§ **CHALLENGE**
Gather up every line from the entries below that uses the word "CRIME".
== == ==
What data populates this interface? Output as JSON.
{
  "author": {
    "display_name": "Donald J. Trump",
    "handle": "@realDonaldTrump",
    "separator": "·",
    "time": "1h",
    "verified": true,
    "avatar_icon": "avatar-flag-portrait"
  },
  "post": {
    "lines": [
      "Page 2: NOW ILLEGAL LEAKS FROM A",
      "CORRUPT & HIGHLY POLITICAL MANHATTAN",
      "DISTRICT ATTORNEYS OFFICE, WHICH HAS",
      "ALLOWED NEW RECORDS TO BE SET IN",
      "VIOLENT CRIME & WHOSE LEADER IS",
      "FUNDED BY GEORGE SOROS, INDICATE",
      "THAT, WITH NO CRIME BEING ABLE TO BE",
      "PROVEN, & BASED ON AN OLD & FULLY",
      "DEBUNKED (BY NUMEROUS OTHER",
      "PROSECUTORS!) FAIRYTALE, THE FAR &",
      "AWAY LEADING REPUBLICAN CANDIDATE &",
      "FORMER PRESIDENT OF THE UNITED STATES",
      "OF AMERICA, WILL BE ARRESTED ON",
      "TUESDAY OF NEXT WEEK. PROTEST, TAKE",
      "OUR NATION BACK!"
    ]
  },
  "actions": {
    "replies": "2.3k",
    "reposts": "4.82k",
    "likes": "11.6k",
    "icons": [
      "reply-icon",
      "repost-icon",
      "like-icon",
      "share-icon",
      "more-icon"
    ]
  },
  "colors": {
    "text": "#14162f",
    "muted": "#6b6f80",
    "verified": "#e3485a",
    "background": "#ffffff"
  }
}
== == ==
§ **TASK ANSWER**
      "VIOLENT CRIME & WHOSE LEADER IS",
      "THAT, WITH NO CRIME BEING ABLE TO BE",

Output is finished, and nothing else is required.